== EXERCISE INSTRUCTIONS ==
Write the material out again exactly as it stands.
++++
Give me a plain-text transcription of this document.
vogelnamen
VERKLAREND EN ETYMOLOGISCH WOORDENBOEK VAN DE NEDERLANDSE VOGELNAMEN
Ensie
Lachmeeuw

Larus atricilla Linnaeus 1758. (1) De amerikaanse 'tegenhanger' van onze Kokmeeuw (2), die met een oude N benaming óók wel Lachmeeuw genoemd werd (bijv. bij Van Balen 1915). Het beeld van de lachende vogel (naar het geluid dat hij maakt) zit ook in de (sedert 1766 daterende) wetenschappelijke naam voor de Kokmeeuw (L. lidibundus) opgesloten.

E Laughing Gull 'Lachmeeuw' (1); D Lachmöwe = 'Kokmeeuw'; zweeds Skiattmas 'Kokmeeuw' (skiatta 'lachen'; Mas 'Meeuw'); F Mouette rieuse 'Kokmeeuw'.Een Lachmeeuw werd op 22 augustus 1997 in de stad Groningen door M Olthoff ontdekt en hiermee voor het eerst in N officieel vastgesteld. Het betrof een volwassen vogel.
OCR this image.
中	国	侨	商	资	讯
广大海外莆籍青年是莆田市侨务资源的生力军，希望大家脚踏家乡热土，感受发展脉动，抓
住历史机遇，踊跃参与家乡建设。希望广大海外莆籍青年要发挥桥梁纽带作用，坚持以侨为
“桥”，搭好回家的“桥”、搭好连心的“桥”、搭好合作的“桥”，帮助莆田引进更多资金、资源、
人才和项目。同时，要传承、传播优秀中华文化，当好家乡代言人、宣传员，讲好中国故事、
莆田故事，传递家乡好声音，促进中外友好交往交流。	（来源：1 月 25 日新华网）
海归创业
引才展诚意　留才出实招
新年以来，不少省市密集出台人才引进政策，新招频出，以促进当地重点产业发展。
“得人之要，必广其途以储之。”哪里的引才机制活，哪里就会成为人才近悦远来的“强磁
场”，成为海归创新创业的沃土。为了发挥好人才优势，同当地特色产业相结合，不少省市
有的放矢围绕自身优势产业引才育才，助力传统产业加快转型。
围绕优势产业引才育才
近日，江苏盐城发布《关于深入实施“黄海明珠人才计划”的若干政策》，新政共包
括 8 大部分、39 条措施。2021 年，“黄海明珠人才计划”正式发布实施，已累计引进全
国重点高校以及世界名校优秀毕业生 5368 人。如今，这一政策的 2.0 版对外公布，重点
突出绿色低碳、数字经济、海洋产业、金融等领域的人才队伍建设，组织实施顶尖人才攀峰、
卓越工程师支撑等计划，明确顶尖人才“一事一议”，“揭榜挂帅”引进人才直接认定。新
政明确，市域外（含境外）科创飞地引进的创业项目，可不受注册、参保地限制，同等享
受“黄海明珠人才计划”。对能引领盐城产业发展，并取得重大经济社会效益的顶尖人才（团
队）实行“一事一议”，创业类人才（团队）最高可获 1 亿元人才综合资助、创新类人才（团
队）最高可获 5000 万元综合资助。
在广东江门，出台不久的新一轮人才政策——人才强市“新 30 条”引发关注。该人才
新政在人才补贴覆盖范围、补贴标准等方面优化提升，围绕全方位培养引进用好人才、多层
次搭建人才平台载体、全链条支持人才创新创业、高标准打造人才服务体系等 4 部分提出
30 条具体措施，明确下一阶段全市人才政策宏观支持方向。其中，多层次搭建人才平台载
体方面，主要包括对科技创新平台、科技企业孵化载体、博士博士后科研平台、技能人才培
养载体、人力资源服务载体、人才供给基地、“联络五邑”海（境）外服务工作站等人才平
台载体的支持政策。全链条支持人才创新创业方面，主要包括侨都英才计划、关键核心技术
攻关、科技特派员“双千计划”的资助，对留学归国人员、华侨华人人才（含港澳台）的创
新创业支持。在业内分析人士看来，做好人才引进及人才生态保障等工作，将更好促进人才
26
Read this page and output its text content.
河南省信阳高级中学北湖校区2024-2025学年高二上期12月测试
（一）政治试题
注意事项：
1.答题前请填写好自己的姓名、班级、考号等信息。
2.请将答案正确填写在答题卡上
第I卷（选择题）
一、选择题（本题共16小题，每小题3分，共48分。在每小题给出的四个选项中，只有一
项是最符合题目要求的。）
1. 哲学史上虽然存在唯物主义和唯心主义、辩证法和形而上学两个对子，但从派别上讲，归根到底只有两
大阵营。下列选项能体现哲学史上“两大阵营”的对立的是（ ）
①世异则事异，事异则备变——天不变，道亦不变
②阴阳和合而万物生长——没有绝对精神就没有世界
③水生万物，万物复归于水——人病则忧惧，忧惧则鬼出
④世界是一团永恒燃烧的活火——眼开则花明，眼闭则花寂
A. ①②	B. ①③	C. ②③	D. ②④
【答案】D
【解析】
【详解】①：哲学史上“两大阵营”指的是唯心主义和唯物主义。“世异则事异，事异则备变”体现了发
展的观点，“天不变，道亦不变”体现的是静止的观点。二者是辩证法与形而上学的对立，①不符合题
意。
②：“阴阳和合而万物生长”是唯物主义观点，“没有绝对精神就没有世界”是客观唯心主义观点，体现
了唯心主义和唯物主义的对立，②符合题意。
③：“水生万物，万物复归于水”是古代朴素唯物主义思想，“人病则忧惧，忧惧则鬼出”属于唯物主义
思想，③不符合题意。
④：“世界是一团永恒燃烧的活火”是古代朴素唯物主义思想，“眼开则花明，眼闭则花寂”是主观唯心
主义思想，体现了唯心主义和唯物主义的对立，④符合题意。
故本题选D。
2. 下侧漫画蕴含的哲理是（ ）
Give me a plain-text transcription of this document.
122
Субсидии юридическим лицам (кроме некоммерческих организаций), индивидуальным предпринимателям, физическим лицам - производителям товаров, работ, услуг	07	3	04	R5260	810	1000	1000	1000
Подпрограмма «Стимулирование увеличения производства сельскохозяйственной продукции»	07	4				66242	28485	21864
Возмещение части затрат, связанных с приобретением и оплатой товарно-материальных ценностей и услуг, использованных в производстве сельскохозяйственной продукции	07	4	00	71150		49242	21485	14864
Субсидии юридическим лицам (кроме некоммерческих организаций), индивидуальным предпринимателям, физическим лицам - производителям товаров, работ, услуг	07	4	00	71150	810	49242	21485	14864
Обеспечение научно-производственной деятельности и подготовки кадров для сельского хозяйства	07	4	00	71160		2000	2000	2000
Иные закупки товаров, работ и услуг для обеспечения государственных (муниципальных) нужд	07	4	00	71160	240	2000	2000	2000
++++
== EXERCISE RESPONSE ==
Give me a plain-text transcription of this document.
vogelnamen
VERKLAREND EN ETYMOLOGISCH WOORDENBOEK VAN DE NEDERLANDSE VOGELNAMEN
Ensie
Lachmeeuw

Larus atricilla Linnaeus 1758. (1) De amerikaanse 'tegenhanger' van onze Kokmeeuw (2), die met een oude N benaming óók wel Lachmeeuw genoemd werd (bijv. bij Van Balen 1915). Het beeld van de lachende vogel (naar het geluid dat hij maakt) zit ook in de (sedert 1766 daterende) wetenschappelijke naam voor de Kokmeeuw (L. lidibundus) opgesloten.

E Laughing Gull 'Lachmeeuw' (1); D Lachmöwe = 'Kokmeeuw'; zweeds Skiattmas 'Kokmeeuw' (skiatta 'lachen'; Mas 'Meeuw'); F Mouette rieuse 'Kokmeeuw'.Een Lachmeeuw werd op 22 augustus 1997 in de stad Groningen door M Olthoff ontdekt en hiermee voor het eerst in N officieel vastgesteld. Het betrof een volwassen vogel.
OCR this image.
中	国	侨	商	资	讯
广大海外莆籍青年是莆田市侨务资源的生力军，希望大家脚踏家乡热土，感受发展脉动，抓
住历史机遇，踊跃参与家乡建设。希望广大海外莆籍青年要发挥桥梁纽带作用，坚持以侨为
“桥”，搭好回家的“桥”、搭好连心的“桥”、搭好合作的“桥”，帮助莆田引进更多资金、资源、
人才和项目。同时，要传承、传播优秀中华文化，当好家乡代言人、宣传员，讲好中国故事、
莆田故事，传递家乡好声音，促进中外友好交往交流。	（来源：1 月 25 日新华网）
海归创业
引才展诚意　留才出实招
新年以来，不少省市密集出台人才引进政策，新招频出，以促进当地重点产业发展。
“得人之要，必广其途以储之。”哪里的引才机制活，哪里就会成为人才近悦远来的“强磁
场”，成为海归创新创业的沃土。为了发挥好人才优势，同当地特色产业相结合，不少省市
有的放矢围绕自身优势产业引才育才，助力传统产业加快转型。
围绕优势产业引才育才
近日，江苏盐城发布《关于深入实施“黄海明珠人才计划”的若干政策》，新政共包
括 8 大部分、39 条措施。2021 年，“黄海明珠人才计划”正式发布实施，已累计引进全
国重点高校以及世界名校优秀毕业生 5368 人。如今，这一政策的 2.0 版对外公布，重点
突出绿色低碳、数字经济、海洋产业、金融等领域的人才队伍建设，组织实施顶尖人才攀峰、
卓越工程师支撑等计划，明确顶尖人才“一事一议”，“揭榜挂帅”引进人才直接认定。新
政明确，市域外（含境外）科创飞地引进的创业项目，可不受注册、参保地限制，同等享
受“黄海明珠人才计划”。对能引领盐城产业发展，并取得重大经济社会效益的顶尖人才（团
队）实行“一事一议”，创业类人才（团队）最高可获 1 亿元人才综合资助、创新类人才（团
队）最高可获 5000 万元综合资助。
在广东江门，出台不久的新一轮人才政策——人才强市“新 30 条”引发关注。该人才
新政在人才补贴覆盖范围、补贴标准等方面优化提升，围绕全方位培养引进用好人才、多层
次搭建人才平台载体、全链条支持人才创新创业、高标准打造人才服务体系等 4 部分提出
30 条具体措施，明确下一阶段全市人才政策宏观支持方向。其中，多层次搭建人才平台载
体方面，主要包括对科技创新平台、科技企业孵化载体、博士博士后科研平台、技能人才培
养载体、人力资源服务载体、人才供给基地、“联络五邑”海（境）外服务工作站等人才平
台载体的支持政策。全链条支持人才创新创业方面，主要包括侨都英才计划、关键核心技术
攻关、科技特派员“双千计划”的资助，对留学归国人员、华侨华人人才（含港澳台）的创
新创业支持。在业内分析人士看来，做好人才引进及人才生态保障等工作，将更好促进人才
26
Read this page and output its text content.
河南省信阳高级中学北湖校区2024-2025学年高二上期12月测试
（一）政治试题
注意事项：
1.答题前请填写好自己的姓名、班级、考号等信息。
2.请将答案正确填写在答题卡上
第I卷（选择题）
一、选择题（本题共16小题，每小题3分，共48分。在每小题给出的四个选项中，只有一
项是最符合题目要求的。）
1. 哲学史上虽然存在唯物主义和唯心主义、辩证法和形而上学两个对子，但从派别上讲，归根到底只有两
大阵营。下列选项能体现哲学史上“两大阵营”的对立的是（ ）
①世异则事异，事异则备变——天不变，道亦不变
②阴阳和合而万物生长——没有绝对精神就没有世界
③水生万物，万物复归于水——人病则忧惧，忧惧则鬼出
④世界是一团永恒燃烧的活火——眼开则花明，眼闭则花寂
A. ①②	B. ①③	C. ②③	D. ②④
【答案】D
【解析】
【详解】①：哲学史上“两大阵营”指的是唯心主义和唯物主义。“世异则事异，事异则备变”体现了发
展的观点，“天不变，道亦不变”体现的是静止的观点。二者是辩证法与形而上学的对立，①不符合题
意。
②：“阴阳和合而万物生长”是唯物主义观点，“没有绝对精神就没有世界”是客观唯心主义观点，体现
了唯心主义和唯物主义的对立，②符合题意。
③：“水生万物，万物复归于水”是古代朴素唯物主义思想，“人病则忧惧，忧惧则鬼出”属于唯物主义
思想，③不符合题意。
④：“世界是一团永恒燃烧的活火”是古代朴素唯物主义思想，“眼开则花明，眼闭则花寂”是主观唯心
主义思想，体现了唯心主义和唯物主义的对立，④符合题意。
故本题选D。
2. 下侧漫画蕴含的哲理是（ ）
Give me a plain-text transcription of this document.
122
Субсидии юридическим лицам (кроме некоммерческих организаций), индивидуальным предпринимателям, физическим лицам - производителям товаров, работ, услуг	07	3	04	R5260	810	1000	1000	1000
Подпрограмма «Стимулирование увеличения производства сельскохозяйственной продукции»	07	4				66242	28485	21864
Возмещение части затрат, связанных с приобретением и оплатой товарно-материальных ценностей и услуг, использованных в производстве сельскохозяйственной продукции	07	4	00	71150		49242	21485	14864
Субсидии юридическим лицам (кроме некоммерческих организаций), индивидуальным предпринимателям, физическим лицам - производителям товаров, работ, услуг	07	4	00	71150	810	49242	21485	14864
Обеспечение научно-производственной деятельности и подготовки кадров для сельского хозяйства	07	4	00	71160		2000	2000	2000
Иные закупки товаров, работ и услуг для обеспечения государственных (муниципальных) нужд	07	4	00	71160	240	2000	2000	2000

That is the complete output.